Dataset items:

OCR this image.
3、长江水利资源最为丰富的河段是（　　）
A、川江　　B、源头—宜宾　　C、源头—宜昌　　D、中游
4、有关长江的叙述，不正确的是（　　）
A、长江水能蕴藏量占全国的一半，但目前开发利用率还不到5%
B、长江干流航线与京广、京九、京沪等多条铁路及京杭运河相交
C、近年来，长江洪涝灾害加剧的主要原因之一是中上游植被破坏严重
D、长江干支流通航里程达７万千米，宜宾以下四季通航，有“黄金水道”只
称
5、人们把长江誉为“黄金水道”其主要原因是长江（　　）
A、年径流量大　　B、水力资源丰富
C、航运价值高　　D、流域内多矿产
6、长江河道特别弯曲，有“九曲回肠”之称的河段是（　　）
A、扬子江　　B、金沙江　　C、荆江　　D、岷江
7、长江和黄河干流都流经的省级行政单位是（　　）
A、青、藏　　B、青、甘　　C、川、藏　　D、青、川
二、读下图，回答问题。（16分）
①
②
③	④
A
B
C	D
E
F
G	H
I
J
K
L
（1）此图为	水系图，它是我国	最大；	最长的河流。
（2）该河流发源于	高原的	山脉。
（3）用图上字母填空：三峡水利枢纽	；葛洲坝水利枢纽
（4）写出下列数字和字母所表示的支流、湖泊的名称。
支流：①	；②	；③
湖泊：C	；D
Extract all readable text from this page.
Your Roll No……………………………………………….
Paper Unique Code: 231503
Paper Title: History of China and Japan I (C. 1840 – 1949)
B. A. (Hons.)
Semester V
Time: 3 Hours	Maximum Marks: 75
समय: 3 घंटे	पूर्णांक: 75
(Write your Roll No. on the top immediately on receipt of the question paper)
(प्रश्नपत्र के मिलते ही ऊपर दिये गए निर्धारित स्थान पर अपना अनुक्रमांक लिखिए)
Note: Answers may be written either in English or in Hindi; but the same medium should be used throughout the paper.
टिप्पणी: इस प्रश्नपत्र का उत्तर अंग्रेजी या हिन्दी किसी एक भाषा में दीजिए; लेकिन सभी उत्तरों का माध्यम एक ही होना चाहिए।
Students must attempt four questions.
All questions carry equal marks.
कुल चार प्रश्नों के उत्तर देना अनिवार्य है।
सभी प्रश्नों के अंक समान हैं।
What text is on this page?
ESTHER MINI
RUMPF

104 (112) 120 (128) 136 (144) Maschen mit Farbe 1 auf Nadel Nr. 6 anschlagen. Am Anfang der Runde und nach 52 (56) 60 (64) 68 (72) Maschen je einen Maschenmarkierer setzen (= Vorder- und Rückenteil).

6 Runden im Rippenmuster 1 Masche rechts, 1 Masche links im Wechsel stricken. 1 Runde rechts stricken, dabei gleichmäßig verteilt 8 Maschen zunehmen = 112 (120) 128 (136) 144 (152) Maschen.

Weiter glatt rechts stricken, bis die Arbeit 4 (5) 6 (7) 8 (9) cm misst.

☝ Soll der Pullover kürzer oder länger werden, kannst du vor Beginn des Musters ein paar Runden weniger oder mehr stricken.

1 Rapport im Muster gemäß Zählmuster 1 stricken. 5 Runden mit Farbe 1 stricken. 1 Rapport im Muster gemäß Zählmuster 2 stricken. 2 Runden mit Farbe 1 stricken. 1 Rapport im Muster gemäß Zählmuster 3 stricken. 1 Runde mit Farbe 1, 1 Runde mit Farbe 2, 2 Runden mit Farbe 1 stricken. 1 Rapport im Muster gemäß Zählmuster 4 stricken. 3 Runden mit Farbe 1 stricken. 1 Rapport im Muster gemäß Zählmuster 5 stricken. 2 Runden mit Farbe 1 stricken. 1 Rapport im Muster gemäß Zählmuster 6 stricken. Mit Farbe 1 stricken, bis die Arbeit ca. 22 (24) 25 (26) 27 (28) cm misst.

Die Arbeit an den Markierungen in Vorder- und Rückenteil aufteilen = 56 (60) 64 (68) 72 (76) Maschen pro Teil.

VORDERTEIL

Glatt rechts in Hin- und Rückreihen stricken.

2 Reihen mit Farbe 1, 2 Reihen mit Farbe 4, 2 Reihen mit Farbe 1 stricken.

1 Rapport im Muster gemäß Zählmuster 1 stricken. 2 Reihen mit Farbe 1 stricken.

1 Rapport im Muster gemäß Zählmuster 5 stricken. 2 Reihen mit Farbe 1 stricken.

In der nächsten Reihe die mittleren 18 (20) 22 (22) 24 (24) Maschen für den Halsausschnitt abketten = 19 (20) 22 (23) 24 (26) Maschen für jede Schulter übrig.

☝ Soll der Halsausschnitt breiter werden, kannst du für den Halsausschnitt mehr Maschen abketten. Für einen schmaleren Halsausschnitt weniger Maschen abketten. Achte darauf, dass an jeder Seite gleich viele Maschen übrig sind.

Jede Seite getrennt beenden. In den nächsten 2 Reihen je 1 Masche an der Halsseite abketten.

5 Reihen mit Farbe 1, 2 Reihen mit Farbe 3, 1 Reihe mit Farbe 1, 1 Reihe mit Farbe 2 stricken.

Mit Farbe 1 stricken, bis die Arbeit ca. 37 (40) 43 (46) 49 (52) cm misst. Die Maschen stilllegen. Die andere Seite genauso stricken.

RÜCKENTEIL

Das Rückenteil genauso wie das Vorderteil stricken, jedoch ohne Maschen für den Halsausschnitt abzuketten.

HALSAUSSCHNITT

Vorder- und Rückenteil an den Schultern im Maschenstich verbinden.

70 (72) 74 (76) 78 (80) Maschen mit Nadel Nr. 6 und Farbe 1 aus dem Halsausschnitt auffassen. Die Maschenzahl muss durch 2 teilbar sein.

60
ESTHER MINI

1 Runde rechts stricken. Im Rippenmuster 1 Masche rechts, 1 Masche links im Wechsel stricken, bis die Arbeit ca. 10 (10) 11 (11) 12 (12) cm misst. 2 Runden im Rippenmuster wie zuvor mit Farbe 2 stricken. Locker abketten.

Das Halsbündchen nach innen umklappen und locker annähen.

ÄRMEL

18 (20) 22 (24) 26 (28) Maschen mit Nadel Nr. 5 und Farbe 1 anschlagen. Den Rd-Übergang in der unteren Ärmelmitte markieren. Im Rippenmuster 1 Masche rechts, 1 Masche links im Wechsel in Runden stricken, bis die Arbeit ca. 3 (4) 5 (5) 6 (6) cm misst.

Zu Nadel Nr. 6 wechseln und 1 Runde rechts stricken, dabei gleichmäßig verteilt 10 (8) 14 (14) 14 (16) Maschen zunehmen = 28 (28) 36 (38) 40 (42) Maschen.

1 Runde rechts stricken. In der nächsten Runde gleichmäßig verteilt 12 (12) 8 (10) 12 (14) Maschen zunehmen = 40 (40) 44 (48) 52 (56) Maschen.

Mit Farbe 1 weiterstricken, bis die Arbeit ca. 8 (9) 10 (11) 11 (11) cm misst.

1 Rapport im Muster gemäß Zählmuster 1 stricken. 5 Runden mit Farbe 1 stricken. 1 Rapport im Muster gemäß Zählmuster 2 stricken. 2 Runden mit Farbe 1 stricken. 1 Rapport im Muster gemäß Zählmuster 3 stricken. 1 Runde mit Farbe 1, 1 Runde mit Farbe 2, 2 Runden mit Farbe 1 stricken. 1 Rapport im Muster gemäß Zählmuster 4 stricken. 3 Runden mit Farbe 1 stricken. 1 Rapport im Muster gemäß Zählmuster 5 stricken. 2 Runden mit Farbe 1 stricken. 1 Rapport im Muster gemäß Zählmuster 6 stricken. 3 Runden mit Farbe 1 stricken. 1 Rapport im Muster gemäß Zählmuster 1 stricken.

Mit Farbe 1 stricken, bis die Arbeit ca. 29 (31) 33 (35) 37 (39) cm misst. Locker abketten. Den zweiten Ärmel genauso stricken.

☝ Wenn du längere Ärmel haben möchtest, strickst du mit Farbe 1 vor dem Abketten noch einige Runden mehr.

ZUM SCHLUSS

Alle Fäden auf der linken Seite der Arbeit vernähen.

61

— Aim —
Copy out every line of the data that includes "text".

— Final result —
Extract all readable text from this page.
What text is on this page?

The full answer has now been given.